*Written problem*. Select the lines that hold the word "type" and copy each one.

————

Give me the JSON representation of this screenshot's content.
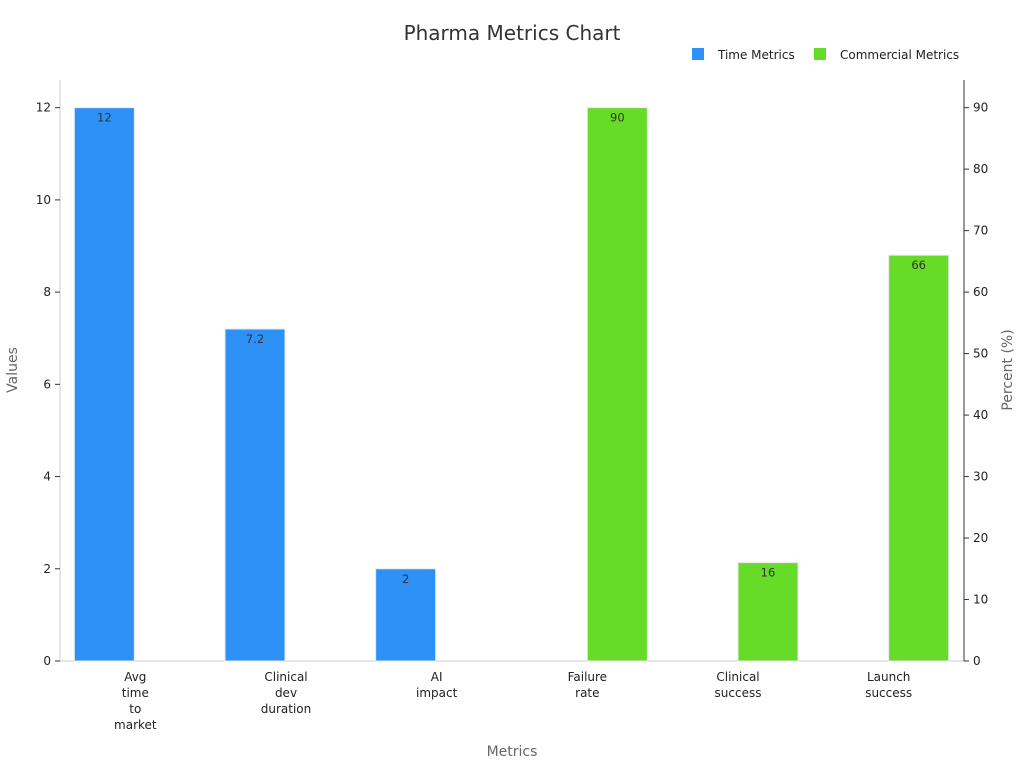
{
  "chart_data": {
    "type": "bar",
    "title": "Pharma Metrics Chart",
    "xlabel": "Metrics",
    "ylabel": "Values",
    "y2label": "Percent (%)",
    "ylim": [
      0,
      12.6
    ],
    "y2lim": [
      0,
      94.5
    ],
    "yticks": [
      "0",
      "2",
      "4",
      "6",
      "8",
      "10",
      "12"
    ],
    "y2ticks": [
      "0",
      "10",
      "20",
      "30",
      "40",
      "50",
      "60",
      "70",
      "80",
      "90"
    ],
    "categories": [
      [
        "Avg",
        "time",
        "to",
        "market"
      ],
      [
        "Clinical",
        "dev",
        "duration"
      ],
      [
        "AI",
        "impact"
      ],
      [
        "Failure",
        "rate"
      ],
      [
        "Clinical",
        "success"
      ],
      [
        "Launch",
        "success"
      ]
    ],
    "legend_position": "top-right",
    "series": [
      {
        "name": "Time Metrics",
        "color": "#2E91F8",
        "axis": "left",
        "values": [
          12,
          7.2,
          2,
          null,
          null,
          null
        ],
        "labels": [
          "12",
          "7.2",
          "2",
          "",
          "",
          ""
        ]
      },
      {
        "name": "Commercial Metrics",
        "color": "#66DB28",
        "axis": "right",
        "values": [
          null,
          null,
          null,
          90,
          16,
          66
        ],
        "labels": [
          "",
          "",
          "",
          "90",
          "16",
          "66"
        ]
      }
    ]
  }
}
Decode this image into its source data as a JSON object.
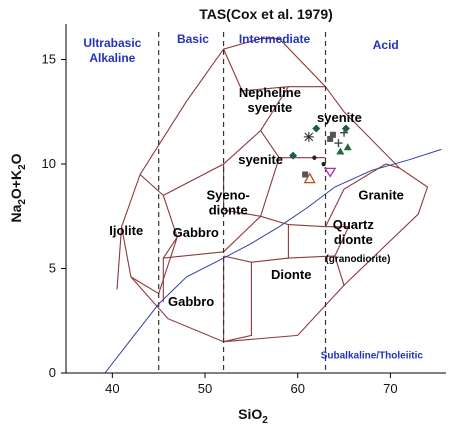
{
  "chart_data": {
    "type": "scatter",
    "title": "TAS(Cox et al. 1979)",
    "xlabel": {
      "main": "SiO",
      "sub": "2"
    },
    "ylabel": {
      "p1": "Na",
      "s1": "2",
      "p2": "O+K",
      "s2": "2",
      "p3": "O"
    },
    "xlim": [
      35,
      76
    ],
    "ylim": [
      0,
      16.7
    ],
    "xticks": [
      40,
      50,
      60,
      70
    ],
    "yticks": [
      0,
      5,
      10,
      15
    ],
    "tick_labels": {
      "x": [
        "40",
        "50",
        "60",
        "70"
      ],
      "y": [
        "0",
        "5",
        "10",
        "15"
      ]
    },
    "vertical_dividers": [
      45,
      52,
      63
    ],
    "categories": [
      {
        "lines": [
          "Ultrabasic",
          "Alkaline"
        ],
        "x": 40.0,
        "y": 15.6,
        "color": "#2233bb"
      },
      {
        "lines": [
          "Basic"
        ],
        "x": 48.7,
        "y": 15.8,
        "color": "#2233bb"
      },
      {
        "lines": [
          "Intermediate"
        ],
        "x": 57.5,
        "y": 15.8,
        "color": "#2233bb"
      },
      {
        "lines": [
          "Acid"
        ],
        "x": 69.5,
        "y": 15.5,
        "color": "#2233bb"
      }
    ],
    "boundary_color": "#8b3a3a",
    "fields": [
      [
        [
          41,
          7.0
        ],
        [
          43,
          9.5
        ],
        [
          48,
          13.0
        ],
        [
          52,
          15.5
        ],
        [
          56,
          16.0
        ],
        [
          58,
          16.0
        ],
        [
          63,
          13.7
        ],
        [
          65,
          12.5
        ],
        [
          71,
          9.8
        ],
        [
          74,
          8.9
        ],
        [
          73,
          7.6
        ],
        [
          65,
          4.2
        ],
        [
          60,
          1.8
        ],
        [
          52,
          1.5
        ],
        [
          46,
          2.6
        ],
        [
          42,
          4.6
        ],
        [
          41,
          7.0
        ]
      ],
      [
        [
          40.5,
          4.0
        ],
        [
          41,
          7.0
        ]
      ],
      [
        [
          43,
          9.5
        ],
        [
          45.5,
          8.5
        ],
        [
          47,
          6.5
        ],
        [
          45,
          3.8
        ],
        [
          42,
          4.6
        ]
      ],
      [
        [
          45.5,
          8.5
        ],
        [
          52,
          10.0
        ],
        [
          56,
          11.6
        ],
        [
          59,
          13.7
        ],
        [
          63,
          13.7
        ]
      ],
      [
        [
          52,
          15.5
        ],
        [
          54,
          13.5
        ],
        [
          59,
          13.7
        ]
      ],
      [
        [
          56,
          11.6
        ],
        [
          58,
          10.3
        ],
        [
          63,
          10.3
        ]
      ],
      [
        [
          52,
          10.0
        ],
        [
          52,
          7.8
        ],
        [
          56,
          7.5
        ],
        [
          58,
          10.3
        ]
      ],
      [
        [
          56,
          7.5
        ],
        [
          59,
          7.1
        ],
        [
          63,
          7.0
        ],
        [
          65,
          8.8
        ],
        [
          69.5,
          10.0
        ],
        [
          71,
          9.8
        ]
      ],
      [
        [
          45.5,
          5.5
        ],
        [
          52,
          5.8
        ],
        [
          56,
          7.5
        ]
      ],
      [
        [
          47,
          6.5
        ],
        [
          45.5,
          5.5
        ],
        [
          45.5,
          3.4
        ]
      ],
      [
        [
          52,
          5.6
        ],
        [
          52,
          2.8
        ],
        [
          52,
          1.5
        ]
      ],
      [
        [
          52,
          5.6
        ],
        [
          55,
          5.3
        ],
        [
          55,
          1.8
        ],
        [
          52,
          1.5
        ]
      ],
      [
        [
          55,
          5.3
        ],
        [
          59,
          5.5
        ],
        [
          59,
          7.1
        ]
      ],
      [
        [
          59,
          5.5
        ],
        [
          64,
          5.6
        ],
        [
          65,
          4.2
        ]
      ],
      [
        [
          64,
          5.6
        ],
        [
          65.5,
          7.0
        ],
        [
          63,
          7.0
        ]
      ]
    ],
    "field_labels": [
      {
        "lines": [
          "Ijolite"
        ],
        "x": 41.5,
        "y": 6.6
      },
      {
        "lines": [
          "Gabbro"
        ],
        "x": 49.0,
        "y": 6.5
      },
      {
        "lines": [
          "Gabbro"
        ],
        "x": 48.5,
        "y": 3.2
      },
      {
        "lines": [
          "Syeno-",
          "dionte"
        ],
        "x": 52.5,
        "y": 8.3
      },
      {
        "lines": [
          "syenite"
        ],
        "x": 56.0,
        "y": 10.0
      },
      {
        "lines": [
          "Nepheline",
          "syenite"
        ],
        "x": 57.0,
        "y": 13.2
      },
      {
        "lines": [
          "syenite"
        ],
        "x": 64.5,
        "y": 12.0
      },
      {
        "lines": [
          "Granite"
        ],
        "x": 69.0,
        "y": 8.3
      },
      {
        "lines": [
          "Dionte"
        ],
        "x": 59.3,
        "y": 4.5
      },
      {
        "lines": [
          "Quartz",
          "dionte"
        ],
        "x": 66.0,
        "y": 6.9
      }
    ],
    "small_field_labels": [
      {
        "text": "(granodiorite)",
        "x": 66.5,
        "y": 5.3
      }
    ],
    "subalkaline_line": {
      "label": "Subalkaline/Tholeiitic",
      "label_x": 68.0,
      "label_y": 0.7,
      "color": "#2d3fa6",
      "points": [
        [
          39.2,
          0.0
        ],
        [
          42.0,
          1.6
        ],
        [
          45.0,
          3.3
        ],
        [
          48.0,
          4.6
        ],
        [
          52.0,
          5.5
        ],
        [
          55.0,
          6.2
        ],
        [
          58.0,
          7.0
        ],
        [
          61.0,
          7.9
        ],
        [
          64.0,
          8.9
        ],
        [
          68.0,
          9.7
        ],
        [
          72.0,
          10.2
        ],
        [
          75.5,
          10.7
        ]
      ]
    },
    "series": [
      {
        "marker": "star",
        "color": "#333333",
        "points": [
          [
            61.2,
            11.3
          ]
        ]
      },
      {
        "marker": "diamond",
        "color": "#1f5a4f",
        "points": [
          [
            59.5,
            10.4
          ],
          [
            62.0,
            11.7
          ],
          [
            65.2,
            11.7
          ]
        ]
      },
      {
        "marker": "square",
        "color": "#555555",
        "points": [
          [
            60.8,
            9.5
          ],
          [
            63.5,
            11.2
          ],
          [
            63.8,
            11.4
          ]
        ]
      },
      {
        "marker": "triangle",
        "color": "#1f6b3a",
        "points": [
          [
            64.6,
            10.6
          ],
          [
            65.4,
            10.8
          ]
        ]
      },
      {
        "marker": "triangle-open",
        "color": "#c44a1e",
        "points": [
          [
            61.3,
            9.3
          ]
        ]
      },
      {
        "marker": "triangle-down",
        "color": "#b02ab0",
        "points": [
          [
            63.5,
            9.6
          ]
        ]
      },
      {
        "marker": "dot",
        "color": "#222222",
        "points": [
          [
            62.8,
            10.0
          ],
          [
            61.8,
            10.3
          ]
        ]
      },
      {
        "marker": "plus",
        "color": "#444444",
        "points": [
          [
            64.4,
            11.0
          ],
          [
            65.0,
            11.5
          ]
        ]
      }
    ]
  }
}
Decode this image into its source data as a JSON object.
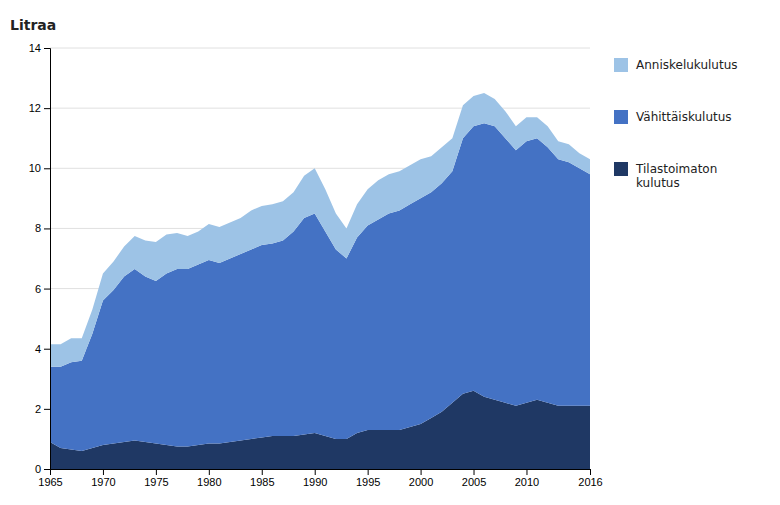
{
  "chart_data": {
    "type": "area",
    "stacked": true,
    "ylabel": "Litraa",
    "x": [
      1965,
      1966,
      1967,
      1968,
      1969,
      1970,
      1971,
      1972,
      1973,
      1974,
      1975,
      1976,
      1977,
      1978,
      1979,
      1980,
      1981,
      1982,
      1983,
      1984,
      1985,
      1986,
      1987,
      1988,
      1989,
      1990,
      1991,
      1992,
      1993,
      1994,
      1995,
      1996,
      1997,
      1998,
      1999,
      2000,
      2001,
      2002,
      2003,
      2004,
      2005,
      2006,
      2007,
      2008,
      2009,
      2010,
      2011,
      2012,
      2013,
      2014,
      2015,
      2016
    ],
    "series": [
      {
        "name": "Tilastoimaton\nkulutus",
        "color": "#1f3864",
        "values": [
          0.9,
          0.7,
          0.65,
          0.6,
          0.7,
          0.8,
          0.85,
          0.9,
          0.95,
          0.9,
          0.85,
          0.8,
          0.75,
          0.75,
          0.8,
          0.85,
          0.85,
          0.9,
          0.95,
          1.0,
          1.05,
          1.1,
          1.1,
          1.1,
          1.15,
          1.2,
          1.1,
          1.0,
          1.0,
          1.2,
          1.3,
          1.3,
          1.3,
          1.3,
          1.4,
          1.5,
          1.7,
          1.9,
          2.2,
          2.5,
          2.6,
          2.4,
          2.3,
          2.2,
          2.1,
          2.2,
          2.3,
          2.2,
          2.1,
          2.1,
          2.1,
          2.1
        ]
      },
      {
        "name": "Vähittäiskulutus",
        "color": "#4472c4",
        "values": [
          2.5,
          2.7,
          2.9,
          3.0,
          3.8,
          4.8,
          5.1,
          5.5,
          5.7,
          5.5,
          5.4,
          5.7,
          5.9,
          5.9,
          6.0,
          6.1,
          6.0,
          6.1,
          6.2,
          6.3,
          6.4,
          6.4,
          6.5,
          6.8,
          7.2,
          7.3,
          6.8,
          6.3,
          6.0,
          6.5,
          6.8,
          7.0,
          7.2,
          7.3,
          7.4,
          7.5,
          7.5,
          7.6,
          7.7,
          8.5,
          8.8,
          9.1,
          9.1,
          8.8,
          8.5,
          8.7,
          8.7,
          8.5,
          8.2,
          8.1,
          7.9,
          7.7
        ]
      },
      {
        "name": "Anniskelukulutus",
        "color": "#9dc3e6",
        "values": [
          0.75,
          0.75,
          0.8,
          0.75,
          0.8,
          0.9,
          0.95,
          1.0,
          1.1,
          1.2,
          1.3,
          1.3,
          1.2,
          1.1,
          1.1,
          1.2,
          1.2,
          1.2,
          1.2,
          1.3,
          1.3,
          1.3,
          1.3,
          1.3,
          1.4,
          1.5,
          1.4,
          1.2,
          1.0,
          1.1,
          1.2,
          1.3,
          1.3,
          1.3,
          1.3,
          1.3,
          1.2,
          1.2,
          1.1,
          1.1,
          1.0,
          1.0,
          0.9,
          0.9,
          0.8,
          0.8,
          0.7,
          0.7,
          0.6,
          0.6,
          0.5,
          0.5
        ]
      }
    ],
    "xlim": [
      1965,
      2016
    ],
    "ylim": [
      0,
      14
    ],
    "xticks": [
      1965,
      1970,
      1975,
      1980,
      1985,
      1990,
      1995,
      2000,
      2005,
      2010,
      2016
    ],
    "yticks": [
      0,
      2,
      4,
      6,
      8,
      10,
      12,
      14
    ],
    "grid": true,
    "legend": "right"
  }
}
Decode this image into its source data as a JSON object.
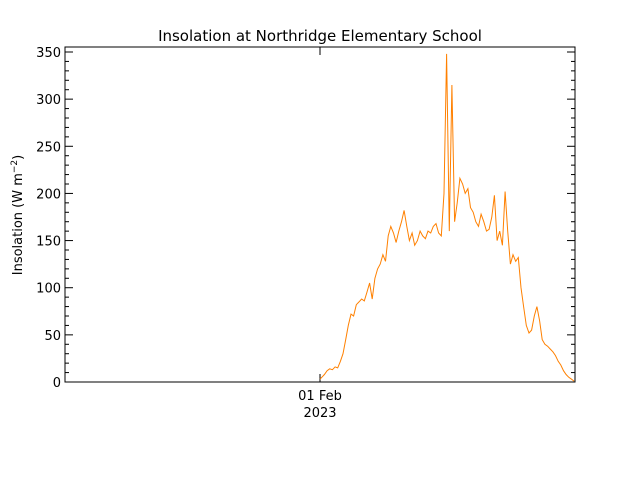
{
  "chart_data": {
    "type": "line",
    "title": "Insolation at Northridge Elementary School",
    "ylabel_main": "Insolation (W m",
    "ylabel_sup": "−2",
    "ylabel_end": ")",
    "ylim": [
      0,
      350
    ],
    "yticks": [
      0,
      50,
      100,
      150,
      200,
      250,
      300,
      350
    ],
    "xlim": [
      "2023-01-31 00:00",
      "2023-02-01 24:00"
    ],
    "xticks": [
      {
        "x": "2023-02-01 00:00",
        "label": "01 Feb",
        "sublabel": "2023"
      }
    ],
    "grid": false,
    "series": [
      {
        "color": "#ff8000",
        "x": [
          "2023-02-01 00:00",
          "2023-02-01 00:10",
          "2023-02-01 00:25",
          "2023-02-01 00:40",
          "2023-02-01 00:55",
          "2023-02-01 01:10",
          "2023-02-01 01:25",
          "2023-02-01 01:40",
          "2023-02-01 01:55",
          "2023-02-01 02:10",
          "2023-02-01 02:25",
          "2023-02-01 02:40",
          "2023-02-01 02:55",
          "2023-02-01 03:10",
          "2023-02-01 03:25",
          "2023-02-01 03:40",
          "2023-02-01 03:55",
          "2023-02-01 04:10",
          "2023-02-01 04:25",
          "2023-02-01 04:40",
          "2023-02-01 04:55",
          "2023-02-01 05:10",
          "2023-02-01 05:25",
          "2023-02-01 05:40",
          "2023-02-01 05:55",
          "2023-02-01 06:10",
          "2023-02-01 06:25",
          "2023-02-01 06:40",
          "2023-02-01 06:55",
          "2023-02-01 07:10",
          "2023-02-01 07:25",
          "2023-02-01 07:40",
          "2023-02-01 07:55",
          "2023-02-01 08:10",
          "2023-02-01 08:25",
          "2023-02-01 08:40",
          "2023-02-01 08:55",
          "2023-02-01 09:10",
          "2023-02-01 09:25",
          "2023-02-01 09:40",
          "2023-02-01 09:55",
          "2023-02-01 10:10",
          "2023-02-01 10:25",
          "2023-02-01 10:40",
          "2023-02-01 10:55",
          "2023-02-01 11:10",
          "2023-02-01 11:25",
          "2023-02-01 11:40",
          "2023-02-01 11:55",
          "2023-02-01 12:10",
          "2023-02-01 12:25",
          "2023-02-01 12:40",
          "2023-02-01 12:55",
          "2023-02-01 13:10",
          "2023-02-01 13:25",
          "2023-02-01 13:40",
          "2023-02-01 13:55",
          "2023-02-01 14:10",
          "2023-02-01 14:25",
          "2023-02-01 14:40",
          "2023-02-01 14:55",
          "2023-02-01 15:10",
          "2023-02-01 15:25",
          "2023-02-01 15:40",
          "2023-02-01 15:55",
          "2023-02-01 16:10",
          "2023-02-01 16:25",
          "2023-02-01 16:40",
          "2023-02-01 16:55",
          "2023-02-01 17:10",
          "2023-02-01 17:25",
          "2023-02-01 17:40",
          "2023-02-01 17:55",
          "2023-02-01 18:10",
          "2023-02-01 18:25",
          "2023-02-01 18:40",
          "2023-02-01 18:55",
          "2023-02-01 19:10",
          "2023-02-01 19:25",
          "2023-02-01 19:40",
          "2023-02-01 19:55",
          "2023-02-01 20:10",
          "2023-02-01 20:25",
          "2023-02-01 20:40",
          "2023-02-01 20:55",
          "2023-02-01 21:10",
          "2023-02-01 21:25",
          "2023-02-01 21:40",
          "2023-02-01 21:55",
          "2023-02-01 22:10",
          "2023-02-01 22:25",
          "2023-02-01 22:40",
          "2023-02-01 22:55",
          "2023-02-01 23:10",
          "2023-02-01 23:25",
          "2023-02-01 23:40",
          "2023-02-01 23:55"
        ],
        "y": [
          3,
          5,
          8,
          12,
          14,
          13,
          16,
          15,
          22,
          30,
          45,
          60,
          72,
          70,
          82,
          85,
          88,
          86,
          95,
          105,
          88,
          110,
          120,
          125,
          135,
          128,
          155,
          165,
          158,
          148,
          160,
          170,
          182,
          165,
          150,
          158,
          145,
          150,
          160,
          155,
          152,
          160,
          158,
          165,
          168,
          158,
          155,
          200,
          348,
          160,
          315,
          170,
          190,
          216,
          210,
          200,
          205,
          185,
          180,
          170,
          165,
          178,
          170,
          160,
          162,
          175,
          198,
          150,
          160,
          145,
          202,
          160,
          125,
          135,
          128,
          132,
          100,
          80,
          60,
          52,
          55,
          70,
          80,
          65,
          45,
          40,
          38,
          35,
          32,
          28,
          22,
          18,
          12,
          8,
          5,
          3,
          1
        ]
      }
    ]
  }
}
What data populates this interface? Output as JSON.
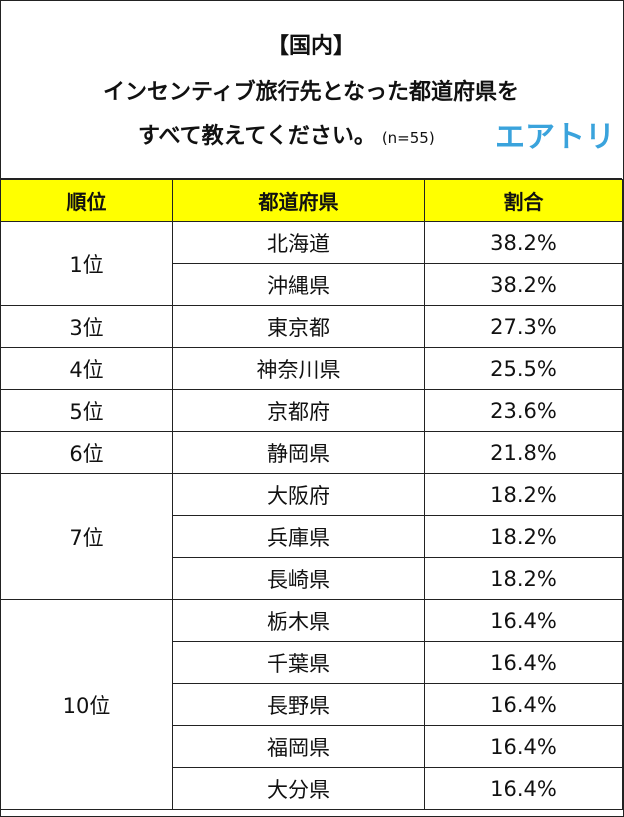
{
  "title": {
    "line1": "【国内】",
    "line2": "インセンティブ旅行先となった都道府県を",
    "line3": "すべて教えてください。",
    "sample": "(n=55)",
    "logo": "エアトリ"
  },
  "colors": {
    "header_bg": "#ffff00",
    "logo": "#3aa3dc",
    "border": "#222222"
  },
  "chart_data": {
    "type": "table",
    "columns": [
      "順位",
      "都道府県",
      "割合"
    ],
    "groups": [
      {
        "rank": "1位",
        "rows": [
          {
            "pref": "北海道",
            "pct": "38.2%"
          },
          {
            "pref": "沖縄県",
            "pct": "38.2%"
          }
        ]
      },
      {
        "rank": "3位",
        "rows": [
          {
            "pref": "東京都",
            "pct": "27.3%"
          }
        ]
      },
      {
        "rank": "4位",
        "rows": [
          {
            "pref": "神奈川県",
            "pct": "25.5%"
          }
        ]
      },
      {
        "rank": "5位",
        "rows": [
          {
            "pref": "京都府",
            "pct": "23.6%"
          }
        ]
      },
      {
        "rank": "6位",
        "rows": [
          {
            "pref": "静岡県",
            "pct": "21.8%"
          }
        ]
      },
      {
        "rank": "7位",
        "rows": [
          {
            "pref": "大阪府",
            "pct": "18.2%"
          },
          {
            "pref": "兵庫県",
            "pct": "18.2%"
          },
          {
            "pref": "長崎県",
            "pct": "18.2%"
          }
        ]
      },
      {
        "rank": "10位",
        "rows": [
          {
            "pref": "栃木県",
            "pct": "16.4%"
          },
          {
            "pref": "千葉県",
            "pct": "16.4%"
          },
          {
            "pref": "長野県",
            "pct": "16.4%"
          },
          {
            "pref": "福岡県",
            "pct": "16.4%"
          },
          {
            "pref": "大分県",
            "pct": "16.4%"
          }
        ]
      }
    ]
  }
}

————

*Task output*.
    "type": "bar",
    "type": "scatter",
    "type": "area",
    "type": "line",
    "type": "table",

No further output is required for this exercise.